(Records taken from a data source)
================
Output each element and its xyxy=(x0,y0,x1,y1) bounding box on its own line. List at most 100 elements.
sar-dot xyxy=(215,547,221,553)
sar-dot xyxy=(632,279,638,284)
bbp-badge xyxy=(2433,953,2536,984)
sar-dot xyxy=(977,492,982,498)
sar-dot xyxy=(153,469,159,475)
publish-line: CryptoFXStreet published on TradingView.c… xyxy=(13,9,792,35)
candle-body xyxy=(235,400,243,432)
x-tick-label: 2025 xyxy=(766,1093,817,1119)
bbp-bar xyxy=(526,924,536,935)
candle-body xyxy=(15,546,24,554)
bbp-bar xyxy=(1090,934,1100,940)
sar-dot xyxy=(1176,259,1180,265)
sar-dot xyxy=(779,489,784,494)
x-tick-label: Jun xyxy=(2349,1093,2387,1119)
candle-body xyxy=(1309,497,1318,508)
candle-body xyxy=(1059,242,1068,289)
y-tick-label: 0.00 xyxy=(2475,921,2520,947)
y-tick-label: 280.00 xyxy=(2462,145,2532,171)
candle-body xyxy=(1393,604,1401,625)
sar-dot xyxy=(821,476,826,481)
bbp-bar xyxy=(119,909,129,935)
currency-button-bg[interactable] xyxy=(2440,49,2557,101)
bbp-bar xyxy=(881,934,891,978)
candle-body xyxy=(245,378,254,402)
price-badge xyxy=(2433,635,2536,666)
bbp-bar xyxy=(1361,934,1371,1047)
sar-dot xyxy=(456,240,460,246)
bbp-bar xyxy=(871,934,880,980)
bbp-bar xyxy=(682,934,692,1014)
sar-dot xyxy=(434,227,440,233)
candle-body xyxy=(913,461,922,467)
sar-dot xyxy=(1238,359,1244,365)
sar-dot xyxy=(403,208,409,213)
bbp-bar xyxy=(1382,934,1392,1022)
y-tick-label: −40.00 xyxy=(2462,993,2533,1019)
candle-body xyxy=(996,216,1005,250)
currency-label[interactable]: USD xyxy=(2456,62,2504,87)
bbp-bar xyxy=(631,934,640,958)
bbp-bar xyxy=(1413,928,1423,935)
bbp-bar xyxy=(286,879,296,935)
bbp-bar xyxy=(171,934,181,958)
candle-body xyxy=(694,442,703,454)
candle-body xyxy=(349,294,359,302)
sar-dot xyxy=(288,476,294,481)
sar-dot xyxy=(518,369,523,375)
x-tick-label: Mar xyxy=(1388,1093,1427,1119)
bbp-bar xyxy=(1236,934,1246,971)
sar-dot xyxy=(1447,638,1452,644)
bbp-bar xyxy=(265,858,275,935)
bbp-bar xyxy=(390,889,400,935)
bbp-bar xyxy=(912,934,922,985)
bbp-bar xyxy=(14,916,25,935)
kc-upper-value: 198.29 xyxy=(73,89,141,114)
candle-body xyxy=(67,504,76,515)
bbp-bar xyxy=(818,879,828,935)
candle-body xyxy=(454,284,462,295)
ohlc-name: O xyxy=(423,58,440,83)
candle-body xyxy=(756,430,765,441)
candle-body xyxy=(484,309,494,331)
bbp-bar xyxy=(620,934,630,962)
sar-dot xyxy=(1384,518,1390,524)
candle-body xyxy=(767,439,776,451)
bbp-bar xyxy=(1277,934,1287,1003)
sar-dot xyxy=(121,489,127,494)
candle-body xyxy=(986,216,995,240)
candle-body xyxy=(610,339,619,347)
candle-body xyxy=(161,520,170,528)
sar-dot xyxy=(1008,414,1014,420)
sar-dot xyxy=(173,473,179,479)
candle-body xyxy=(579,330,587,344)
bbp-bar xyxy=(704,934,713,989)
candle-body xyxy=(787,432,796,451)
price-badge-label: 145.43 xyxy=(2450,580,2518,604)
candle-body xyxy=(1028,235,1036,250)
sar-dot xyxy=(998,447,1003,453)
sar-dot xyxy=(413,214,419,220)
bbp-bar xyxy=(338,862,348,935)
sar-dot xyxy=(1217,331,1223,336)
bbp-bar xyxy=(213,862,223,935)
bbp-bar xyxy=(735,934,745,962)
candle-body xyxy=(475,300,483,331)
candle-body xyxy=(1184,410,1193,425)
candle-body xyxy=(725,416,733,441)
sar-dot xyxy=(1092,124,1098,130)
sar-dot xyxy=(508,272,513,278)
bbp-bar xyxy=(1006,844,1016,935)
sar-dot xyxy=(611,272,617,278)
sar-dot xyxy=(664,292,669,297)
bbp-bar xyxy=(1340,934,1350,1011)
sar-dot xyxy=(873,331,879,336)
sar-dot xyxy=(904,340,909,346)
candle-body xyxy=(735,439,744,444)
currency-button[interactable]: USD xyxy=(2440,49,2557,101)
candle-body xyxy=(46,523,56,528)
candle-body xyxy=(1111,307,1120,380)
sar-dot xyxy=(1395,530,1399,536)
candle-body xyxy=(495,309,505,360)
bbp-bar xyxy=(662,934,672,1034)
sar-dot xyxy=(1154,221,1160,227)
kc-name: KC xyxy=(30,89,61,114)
================
The problem:
Copy the lines of the material exactly, from its first line through the line containing "bbp-bar xyxy=(526,924,536,935)", inclusive.

Answer to this exercise:
Output each element and its xyxy=(x0,y0,x1,y1) bounding box on its own line. List at most 100 elements.
sar-dot xyxy=(215,547,221,553)
sar-dot xyxy=(632,279,638,284)
bbp-badge xyxy=(2433,953,2536,984)
sar-dot xyxy=(977,492,982,498)
sar-dot xyxy=(153,469,159,475)
publish-line: CryptoFXStreet published on TradingView.c… xyxy=(13,9,792,35)
candle-body xyxy=(235,400,243,432)
x-tick-label: 2025 xyxy=(766,1093,817,1119)
bbp-bar xyxy=(526,924,536,935)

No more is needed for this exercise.